In the data below, find every line with the string "notices" and pull it out.
[START DATA LINES]
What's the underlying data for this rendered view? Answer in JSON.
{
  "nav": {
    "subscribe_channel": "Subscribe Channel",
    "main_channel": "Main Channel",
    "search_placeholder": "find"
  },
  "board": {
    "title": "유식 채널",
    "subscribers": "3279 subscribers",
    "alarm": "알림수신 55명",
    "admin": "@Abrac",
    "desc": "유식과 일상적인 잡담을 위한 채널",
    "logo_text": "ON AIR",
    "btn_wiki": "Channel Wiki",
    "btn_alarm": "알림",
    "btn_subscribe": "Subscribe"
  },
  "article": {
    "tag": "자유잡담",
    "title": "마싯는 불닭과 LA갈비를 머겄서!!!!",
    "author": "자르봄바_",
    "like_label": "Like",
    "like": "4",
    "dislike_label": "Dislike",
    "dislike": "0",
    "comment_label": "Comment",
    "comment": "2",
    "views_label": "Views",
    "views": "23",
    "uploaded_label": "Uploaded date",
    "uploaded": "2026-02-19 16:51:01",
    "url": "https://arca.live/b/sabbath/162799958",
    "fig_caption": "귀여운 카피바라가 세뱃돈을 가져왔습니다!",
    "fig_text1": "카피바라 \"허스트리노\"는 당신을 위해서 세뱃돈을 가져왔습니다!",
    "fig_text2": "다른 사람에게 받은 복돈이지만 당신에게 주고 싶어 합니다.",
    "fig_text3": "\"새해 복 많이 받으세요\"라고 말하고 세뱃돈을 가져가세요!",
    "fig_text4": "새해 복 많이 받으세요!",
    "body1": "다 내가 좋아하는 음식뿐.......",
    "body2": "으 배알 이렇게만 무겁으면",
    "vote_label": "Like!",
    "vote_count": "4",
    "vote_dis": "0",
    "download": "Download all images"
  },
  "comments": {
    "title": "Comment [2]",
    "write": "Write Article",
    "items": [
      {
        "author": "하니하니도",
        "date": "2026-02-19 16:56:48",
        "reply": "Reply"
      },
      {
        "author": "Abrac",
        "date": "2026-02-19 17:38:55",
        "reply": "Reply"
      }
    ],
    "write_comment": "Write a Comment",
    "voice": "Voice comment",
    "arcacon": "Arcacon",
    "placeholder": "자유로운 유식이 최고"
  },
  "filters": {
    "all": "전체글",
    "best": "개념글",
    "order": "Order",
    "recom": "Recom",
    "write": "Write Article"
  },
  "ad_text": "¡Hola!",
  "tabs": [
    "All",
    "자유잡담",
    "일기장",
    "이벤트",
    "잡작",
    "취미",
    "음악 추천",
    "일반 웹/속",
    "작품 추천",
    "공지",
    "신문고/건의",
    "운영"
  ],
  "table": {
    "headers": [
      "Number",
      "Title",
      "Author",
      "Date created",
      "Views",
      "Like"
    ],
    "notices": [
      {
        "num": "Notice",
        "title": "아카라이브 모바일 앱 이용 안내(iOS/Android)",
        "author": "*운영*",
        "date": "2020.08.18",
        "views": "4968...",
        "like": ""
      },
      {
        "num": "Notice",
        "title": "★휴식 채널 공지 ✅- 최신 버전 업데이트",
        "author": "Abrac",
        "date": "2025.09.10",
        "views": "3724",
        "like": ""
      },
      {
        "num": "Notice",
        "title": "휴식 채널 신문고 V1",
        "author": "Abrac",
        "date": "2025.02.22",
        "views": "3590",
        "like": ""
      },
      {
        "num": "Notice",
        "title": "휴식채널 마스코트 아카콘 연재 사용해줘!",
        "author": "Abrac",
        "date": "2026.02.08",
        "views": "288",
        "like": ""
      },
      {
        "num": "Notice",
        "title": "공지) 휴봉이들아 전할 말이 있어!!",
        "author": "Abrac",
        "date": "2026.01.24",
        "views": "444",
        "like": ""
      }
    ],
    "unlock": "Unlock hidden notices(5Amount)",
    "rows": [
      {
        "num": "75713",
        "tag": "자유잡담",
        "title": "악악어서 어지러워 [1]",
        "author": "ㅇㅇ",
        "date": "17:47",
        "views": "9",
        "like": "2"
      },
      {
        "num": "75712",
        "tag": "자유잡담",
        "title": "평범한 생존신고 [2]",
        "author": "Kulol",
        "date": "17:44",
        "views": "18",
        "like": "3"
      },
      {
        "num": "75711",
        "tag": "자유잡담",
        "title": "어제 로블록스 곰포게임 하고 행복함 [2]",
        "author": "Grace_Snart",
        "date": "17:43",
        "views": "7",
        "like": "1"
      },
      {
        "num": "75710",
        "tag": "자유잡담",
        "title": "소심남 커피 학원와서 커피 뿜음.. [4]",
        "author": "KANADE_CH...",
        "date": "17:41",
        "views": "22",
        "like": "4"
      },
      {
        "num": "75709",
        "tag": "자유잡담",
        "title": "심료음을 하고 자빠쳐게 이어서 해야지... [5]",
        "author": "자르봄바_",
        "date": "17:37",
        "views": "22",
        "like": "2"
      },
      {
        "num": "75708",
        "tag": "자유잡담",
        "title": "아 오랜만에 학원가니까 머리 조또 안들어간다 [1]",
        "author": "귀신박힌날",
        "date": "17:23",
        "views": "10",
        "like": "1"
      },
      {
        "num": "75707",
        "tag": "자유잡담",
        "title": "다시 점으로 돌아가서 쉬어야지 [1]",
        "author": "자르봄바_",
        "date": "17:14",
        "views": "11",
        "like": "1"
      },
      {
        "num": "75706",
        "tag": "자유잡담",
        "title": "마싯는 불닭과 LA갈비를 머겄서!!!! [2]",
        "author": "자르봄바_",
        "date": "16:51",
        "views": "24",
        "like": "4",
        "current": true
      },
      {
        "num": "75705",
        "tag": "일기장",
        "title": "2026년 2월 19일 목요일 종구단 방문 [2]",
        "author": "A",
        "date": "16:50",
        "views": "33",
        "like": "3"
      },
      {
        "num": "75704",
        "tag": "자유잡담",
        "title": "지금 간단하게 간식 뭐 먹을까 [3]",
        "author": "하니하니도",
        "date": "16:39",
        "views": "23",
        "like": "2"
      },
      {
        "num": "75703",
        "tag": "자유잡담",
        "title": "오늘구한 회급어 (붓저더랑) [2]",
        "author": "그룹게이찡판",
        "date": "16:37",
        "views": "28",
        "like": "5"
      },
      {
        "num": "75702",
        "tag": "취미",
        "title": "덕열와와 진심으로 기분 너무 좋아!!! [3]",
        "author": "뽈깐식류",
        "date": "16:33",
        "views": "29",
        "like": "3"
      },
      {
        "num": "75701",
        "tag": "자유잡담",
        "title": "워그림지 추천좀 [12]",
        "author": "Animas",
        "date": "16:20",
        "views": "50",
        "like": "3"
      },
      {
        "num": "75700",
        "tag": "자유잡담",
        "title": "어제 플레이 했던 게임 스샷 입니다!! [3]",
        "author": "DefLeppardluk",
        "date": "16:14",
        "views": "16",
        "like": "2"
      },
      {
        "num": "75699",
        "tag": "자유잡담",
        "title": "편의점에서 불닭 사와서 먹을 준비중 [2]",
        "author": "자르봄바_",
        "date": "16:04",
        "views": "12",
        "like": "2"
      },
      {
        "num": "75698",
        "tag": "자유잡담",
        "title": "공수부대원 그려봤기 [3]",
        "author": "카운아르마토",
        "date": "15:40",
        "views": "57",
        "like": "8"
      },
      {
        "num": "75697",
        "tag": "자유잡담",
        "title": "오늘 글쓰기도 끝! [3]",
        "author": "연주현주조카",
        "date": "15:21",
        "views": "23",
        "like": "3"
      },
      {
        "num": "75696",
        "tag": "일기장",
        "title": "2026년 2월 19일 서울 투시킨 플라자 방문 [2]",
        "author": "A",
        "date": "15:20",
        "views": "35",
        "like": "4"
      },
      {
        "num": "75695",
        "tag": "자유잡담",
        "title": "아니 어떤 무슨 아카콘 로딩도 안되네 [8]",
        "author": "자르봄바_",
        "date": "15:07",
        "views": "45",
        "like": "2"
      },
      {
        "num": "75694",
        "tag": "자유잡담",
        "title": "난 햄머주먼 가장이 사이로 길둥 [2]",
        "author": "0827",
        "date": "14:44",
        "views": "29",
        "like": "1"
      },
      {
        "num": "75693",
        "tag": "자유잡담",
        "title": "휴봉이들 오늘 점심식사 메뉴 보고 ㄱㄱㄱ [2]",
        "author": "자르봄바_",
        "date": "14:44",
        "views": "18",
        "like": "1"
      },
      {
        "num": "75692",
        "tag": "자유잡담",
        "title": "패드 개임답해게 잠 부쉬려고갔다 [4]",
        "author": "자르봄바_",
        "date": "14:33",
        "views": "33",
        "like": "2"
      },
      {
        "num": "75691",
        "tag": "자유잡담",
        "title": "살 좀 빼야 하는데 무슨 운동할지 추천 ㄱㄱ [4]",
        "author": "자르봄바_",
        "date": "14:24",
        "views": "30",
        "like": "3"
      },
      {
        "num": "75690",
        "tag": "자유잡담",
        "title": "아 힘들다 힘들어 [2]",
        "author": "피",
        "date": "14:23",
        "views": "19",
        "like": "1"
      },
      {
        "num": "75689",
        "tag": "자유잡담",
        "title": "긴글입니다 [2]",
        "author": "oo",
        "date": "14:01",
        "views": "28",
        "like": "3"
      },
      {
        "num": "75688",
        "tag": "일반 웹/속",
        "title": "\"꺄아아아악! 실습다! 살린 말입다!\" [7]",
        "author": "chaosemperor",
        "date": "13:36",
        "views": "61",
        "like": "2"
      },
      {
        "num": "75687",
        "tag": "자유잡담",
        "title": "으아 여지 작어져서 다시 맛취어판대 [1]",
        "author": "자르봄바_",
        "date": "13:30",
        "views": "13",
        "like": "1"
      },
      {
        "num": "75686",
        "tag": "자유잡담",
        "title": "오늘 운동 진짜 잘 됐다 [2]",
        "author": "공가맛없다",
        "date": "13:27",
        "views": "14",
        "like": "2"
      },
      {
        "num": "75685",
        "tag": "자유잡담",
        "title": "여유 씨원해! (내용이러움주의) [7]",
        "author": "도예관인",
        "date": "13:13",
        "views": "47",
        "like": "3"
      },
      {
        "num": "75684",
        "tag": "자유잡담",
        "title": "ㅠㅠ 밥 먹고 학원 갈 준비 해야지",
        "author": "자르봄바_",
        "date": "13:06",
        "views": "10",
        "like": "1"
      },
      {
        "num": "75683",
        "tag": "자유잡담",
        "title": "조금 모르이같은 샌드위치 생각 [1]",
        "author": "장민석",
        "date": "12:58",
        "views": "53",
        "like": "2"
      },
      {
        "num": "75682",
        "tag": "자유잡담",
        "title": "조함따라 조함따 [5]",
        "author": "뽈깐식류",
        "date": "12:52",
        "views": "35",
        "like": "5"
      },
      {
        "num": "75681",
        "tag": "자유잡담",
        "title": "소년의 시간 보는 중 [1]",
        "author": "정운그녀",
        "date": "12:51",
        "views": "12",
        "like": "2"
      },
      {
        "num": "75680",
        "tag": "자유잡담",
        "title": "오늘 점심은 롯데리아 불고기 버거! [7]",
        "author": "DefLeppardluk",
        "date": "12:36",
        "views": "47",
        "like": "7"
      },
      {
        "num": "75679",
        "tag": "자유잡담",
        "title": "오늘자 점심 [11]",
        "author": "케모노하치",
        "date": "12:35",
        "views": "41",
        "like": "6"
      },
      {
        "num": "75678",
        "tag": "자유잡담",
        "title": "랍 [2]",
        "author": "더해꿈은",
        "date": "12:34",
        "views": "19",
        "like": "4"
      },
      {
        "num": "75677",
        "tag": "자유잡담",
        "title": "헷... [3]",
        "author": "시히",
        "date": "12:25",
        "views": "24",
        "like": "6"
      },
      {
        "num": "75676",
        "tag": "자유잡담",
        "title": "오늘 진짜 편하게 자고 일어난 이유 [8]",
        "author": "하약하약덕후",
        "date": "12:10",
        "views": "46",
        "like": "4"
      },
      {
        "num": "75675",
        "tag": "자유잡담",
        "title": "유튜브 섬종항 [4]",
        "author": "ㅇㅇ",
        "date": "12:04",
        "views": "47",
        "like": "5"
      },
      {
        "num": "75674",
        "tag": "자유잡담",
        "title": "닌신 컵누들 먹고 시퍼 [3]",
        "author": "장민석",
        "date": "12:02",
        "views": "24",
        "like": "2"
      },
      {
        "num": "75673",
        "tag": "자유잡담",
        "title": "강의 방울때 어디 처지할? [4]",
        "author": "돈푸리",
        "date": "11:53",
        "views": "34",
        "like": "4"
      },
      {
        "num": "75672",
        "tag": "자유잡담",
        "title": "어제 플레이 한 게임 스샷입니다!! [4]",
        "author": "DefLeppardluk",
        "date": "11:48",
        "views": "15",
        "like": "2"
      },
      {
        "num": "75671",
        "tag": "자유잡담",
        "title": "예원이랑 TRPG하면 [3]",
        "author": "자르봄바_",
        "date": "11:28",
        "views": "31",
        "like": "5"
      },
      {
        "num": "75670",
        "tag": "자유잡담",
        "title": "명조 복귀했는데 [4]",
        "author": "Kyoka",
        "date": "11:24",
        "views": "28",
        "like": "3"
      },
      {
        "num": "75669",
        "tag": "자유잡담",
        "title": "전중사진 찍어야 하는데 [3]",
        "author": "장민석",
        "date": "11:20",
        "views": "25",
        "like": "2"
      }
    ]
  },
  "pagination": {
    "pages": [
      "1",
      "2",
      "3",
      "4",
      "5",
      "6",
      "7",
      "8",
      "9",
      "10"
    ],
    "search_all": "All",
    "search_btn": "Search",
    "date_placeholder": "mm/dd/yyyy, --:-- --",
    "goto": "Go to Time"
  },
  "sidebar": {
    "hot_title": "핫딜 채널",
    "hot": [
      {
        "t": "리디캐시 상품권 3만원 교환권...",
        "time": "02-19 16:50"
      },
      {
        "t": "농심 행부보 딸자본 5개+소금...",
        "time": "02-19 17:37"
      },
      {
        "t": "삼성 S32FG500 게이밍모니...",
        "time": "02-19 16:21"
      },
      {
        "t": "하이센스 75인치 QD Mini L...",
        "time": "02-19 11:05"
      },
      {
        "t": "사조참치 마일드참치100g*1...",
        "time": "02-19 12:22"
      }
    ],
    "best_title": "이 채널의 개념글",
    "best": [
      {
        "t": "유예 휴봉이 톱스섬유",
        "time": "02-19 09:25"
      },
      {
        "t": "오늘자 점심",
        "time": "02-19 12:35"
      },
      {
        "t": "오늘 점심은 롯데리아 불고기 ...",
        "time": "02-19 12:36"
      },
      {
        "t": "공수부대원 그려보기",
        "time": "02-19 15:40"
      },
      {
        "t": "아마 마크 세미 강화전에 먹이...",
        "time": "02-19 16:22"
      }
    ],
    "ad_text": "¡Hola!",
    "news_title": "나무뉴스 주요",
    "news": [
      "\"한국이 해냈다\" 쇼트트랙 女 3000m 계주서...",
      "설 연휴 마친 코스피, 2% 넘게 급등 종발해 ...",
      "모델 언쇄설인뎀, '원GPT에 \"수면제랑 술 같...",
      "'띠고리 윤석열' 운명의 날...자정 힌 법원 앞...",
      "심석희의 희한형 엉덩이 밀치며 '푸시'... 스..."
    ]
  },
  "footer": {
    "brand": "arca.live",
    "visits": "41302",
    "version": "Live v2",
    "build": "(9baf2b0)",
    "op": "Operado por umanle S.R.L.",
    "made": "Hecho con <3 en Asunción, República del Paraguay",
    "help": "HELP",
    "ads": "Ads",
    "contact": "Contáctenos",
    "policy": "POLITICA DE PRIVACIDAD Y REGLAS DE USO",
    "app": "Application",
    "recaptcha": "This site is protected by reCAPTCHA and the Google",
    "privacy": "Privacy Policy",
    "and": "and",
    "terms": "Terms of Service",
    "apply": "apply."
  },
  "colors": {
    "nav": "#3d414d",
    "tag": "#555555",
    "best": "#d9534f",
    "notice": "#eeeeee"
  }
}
[END DATA LINES]
## [ANSWER TO THIS PROBLEM]
    "notices": [
    "unlock": "Unlock hidden notices(5Amount)",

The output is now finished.